> _To do_
Return every line of the material below verbatim, omitting the pictures.

> _Task data_
┄┄┄┄┄┄┄┄┄┄
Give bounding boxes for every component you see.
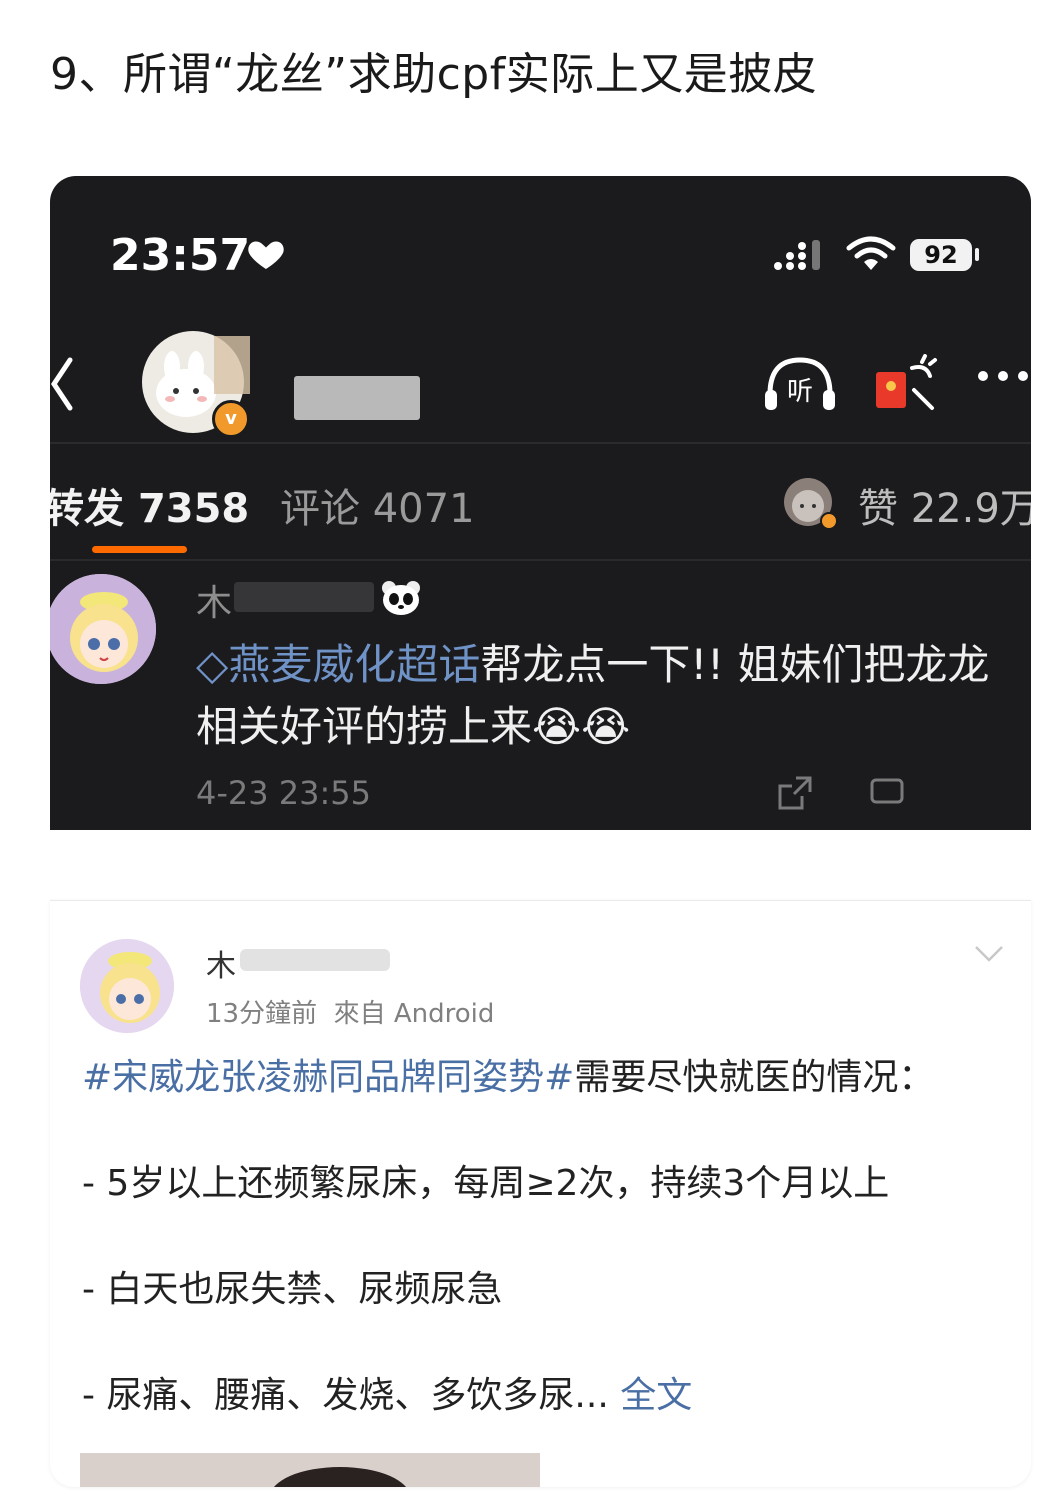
reply-icon[interactable]	[868, 774, 906, 812]
signal-icon	[774, 240, 820, 270]
comment-date: 4-23 23:55	[196, 774, 372, 812]
active-tab-indicator	[92, 546, 187, 553]
status-time: 23:57	[110, 230, 251, 281]
panda-badge-icon	[382, 581, 420, 615]
commenter-name[interactable]: 木	[196, 574, 232, 626]
comment-text: ◇燕麦威化超话帮龙点一下!! 姐妹们把龙龙相关好评的捞上来😭😭	[196, 634, 1026, 758]
post-meta: 13分鐘前 來自 Android	[206, 993, 494, 1030]
blurred-commenter-name	[234, 582, 374, 612]
weibo-post-card: 木 13分鐘前 來自 Android #宋威龙张凌赫同品牌同姿势#需要尽快就医的…	[50, 900, 1031, 1487]
post-time: 13分鐘前	[206, 999, 318, 1029]
tab-like-label: 赞	[858, 486, 898, 532]
liker-badge-icon	[820, 512, 838, 530]
header-divider	[50, 442, 1031, 444]
battery-nub	[975, 248, 979, 261]
comment-topic-link[interactable]: 燕麦威化超话	[228, 640, 480, 689]
post-image-thumbnail[interactable]	[80, 1453, 540, 1487]
post-first-line: #宋威龙张凌赫同品牌同姿势#需要尽快就医的情况：	[82, 1051, 1002, 1105]
tab-comment-count: 4071	[372, 486, 475, 532]
chevron-down-icon[interactable]	[974, 945, 1004, 963]
blurred-username	[294, 376, 420, 420]
blurred-image-strip	[214, 336, 250, 394]
tab-like-count: 22.9万	[910, 486, 1031, 532]
listen-headphone-icon[interactable]: 听	[762, 354, 838, 414]
heart-icon	[248, 241, 284, 269]
tab-comment-label: 评论	[280, 486, 360, 532]
full-text-link[interactable]: 全文	[620, 1375, 692, 1416]
post-source: 來自 Android	[333, 999, 495, 1029]
battery-indicator: 92	[910, 239, 972, 271]
post-line-2: - 白天也尿失禁、尿频尿急	[82, 1269, 503, 1310]
tab-repost-label: 转发	[50, 486, 124, 532]
post-topic-link[interactable]: #宋威龙张凌赫同品牌同姿势#	[82, 1057, 574, 1098]
post-body: #宋威龙张凌赫同品牌同姿势#需要尽快就医的情况： - 5岁以上还频繁尿床，每周≥…	[82, 1051, 1002, 1475]
wifi-icon	[846, 236, 896, 270]
tab-repost[interactable]: 转发 7358	[50, 476, 249, 534]
tab-repost-count: 7358	[137, 486, 250, 532]
crying-emoji-icon: 😭😭	[532, 702, 631, 751]
tab-comment[interactable]: 评论 4071	[280, 476, 475, 534]
post-author-name[interactable]: 木	[206, 941, 236, 985]
post-line-1: - 5岁以上还频繁尿床，每周≥2次，持续3个月以上	[82, 1163, 890, 1204]
blurred-author-name	[240, 949, 390, 971]
tabs-divider	[50, 559, 1031, 561]
topic-diamond-icon: ◇	[196, 640, 229, 689]
post-intro: 需要尽快就医的情况：	[574, 1057, 935, 1098]
red-packet-icon[interactable]	[872, 354, 938, 414]
post-line-3: - 尿痛、腰痛、发烧、多饮多尿... 全文	[82, 1369, 1002, 1423]
share-icon[interactable]	[776, 774, 814, 812]
more-options-icon[interactable]	[976, 369, 1031, 383]
tab-likes[interactable]: 赞 22.9万	[858, 476, 1031, 534]
weibo-dark-screenshot: 23:57 92 v 听 转发 7358 评论 4071 赞 22.9万 木 ◇…	[50, 176, 1031, 830]
commenter-avatar[interactable]	[50, 574, 156, 684]
verified-badge-icon: v	[212, 400, 250, 438]
post-line-3-text: - 尿痛、腰痛、发烧、多饮多尿...	[82, 1375, 609, 1416]
post-author-avatar[interactable]	[80, 939, 174, 1033]
back-arrow-icon[interactable]	[50, 354, 76, 414]
page-heading: 9、所谓“龙丝”求助cpf实际上又是披皮	[50, 49, 818, 100]
listen-label: 听	[787, 377, 813, 407]
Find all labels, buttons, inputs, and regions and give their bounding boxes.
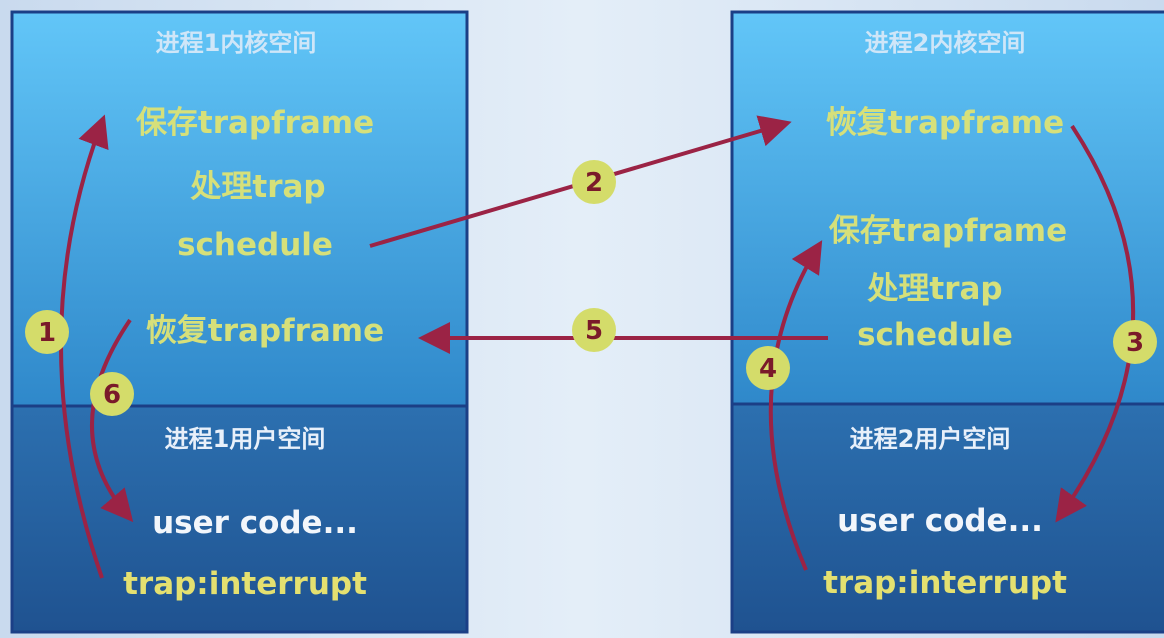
process1-box: 进程1内核空间 保存trapframe 处理trap schedule 恢复tr… bbox=[10, 10, 469, 634]
p1-schedule: schedule bbox=[177, 227, 333, 263]
svg-text:6: 6 bbox=[103, 380, 121, 410]
step-badge-1: 1 bbox=[25, 310, 69, 354]
step-badge-5: 5 bbox=[572, 308, 616, 352]
svg-text:4: 4 bbox=[759, 354, 777, 384]
process2-kernel-title: 进程2内核空间 bbox=[865, 29, 1026, 57]
p2-handle-trap: 处理trap bbox=[866, 271, 1002, 307]
svg-text:2: 2 bbox=[585, 168, 603, 198]
process2-box: 进程2内核空间 恢复trapframe 保存trapframe 处理trap s… bbox=[730, 10, 1164, 634]
p2-save-trapframe: 保存trapframe bbox=[829, 213, 1067, 249]
step-badge-2: 2 bbox=[572, 160, 616, 204]
svg-text:5: 5 bbox=[585, 316, 603, 346]
diagram: 进程1内核空间 保存trapframe 处理trap schedule 恢复tr… bbox=[10, 10, 1164, 634]
process1-kernel-title: 进程1内核空间 bbox=[156, 29, 317, 57]
process2-user-title: 进程2用户空间 bbox=[850, 425, 1011, 453]
p2-user-code: user code... bbox=[837, 503, 1043, 539]
p1-handle-trap: 处理trap bbox=[189, 169, 325, 205]
p1-trap-interrupt: trap:interrupt bbox=[123, 566, 367, 602]
step-badge-3: 3 bbox=[1113, 320, 1157, 364]
process1-user-title: 进程1用户空间 bbox=[165, 425, 326, 453]
p2-schedule: schedule bbox=[857, 317, 1013, 353]
step-badge-6: 6 bbox=[90, 372, 134, 416]
svg-text:1: 1 bbox=[38, 318, 56, 348]
p1-restore-trapframe: 恢复trapframe bbox=[146, 313, 384, 349]
svg-text:3: 3 bbox=[1126, 328, 1144, 358]
p2-restore-trapframe: 恢复trapframe bbox=[826, 105, 1064, 141]
p1-save-trapframe: 保存trapframe bbox=[136, 105, 374, 141]
step-badge-4: 4 bbox=[746, 346, 790, 390]
p1-user-code: user code... bbox=[152, 505, 358, 541]
p2-trap-interrupt: trap:interrupt bbox=[823, 565, 1067, 601]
┄┄┄┄┄┄┄┄┄┄
> _The answer_
Give bounding boxes for every component you see.
reply-icon[interactable]	[868, 774, 906, 812]
signal-icon	[774, 240, 820, 270]
comment-date: 4-23 23:55	[196, 774, 372, 812]
active-tab-indicator	[92, 546, 187, 553]
status-time: 23:57	[110, 230, 251, 281]
panda-badge-icon	[382, 581, 420, 615]
commenter-name[interactable]: 木	[196, 574, 232, 626]
comment-text: ◇燕麦威化超话帮龙点一下!! 姐妹们把龙龙相关好评的捞上来😭😭	[196, 634, 1026, 758]
post-meta: 13分鐘前 來自 Android	[206, 993, 494, 1030]
blurred-commenter-name	[234, 582, 374, 612]
weibo-post-card: 木 13分鐘前 來自 Android #宋威龙张凌赫同品牌同姿势#需要尽快就医的…	[50, 900, 1031, 1487]
post-time: 13分鐘前	[206, 999, 318, 1029]
tab-like-label: 赞	[858, 486, 898, 532]
liker-badge-icon	[820, 512, 838, 530]
header-divider	[50, 442, 1031, 444]
battery-nub	[975, 248, 979, 261]
comment-topic-link[interactable]: 燕麦威化超话	[228, 640, 480, 689]
post-image-thumbnail[interactable]	[80, 1453, 540, 1487]
post-first-line: #宋威龙张凌赫同品牌同姿势#需要尽快就医的情况：	[82, 1051, 1002, 1105]
tab-comment-count: 4071	[372, 486, 475, 532]
chevron-down-icon[interactable]	[974, 945, 1004, 963]
blurred-username	[294, 376, 420, 420]
blurred-image-strip	[214, 336, 250, 394]
tab-like-count: 22.9万	[910, 486, 1031, 532]
listen-headphone-icon[interactable]: 听	[762, 354, 838, 414]
heart-icon	[248, 241, 284, 269]
tab-comment-label: 评论	[280, 486, 360, 532]
full-text-link[interactable]: 全文	[620, 1375, 692, 1416]
post-source: 來自 Android	[333, 999, 495, 1029]
battery-indicator: 92	[910, 239, 972, 271]
post-line-2: - 白天也尿失禁、尿频尿急	[82, 1269, 503, 1310]
tab-repost-label: 转发	[50, 486, 124, 532]
post-topic-link[interactable]: #宋威龙张凌赫同品牌同姿势#	[82, 1057, 574, 1098]
post-body: #宋威龙张凌赫同品牌同姿势#需要尽快就医的情况： - 5岁以上还频繁尿床，每周≥…	[82, 1051, 1002, 1475]
wifi-icon	[846, 236, 896, 270]
tab-repost[interactable]: 转发 7358	[50, 476, 249, 534]
tab-repost-count: 7358	[137, 486, 250, 532]
crying-emoji-icon: 😭😭	[532, 702, 631, 751]
tab-comment[interactable]: 评论 4071	[280, 476, 475, 534]
post-author-name[interactable]: 木	[206, 941, 236, 985]
post-line-1: - 5岁以上还频繁尿床，每周≥2次，持续3个月以上	[82, 1163, 890, 1204]
blurred-author-name	[240, 949, 390, 971]
tabs-divider	[50, 559, 1031, 561]
topic-diamond-icon: ◇	[196, 640, 229, 689]
post-intro: 需要尽快就医的情况：	[574, 1057, 935, 1098]
red-packet-icon[interactable]	[872, 354, 938, 414]
post-line-3: - 尿痛、腰痛、发烧、多饮多尿... 全文	[82, 1369, 1002, 1423]
share-icon[interactable]	[776, 774, 814, 812]
more-options-icon[interactable]	[976, 369, 1031, 383]
tab-likes[interactable]: 赞 22.9万	[858, 476, 1031, 534]
weibo-dark-screenshot: 23:57 92 v 听 转发 7358 评论 4071 赞 22.9万 木 ◇…	[50, 176, 1031, 830]
commenter-avatar[interactable]	[50, 574, 156, 684]
verified-badge-icon: v	[212, 400, 250, 438]
post-line-3-text: - 尿痛、腰痛、发烧、多饮多尿...	[82, 1375, 609, 1416]
post-author-avatar[interactable]	[80, 939, 174, 1033]
back-arrow-icon[interactable]	[50, 354, 76, 414]
page-heading: 9、所谓“龙丝”求助cpf实际上又是披皮	[50, 49, 818, 100]
listen-label: 听	[787, 377, 813, 407]
Find all labels, buttons, inputs, and regions and give their bounding boxes.
process1-box: 进程1内核空间 保存trapframe 处理trap schedule 恢复tr… bbox=[10, 10, 469, 634]
p1-schedule: schedule bbox=[177, 227, 333, 263]
svg-text:6: 6 bbox=[103, 380, 121, 410]
step-badge-1: 1 bbox=[25, 310, 69, 354]
step-badge-5: 5 bbox=[572, 308, 616, 352]
svg-text:4: 4 bbox=[759, 354, 777, 384]
process2-kernel-title: 进程2内核空间 bbox=[865, 29, 1026, 57]
p2-handle-trap: 处理trap bbox=[866, 271, 1002, 307]
svg-text:2: 2 bbox=[585, 168, 603, 198]
process2-box: 进程2内核空间 恢复trapframe 保存trapframe 处理trap s… bbox=[730, 10, 1164, 634]
p2-save-trapframe: 保存trapframe bbox=[829, 213, 1067, 249]
step-badge-2: 2 bbox=[572, 160, 616, 204]
svg-text:5: 5 bbox=[585, 316, 603, 346]
diagram: 进程1内核空间 保存trapframe 处理trap schedule 恢复tr… bbox=[10, 10, 1164, 634]
process1-kernel-title: 进程1内核空间 bbox=[156, 29, 317, 57]
process2-user-title: 进程2用户空间 bbox=[850, 425, 1011, 453]
p2-user-code: user code... bbox=[837, 503, 1043, 539]
p1-handle-trap: 处理trap bbox=[189, 169, 325, 205]
p1-trap-interrupt: trap:interrupt bbox=[123, 566, 367, 602]
step-badge-3: 3 bbox=[1113, 320, 1157, 364]
process1-user-title: 进程1用户空间 bbox=[165, 425, 326, 453]
p2-schedule: schedule bbox=[857, 317, 1013, 353]
step-badge-6: 6 bbox=[90, 372, 134, 416]
svg-text:1: 1 bbox=[38, 318, 56, 348]
p1-restore-trapframe: 恢复trapframe bbox=[146, 313, 384, 349]
svg-text:3: 3 bbox=[1126, 328, 1144, 358]
p2-restore-trapframe: 恢复trapframe bbox=[826, 105, 1064, 141]
p1-save-trapframe: 保存trapframe bbox=[136, 105, 374, 141]
step-badge-4: 4 bbox=[746, 346, 790, 390]
p1-user-code: user code... bbox=[152, 505, 358, 541]
p2-trap-interrupt: trap:interrupt bbox=[823, 565, 1067, 601]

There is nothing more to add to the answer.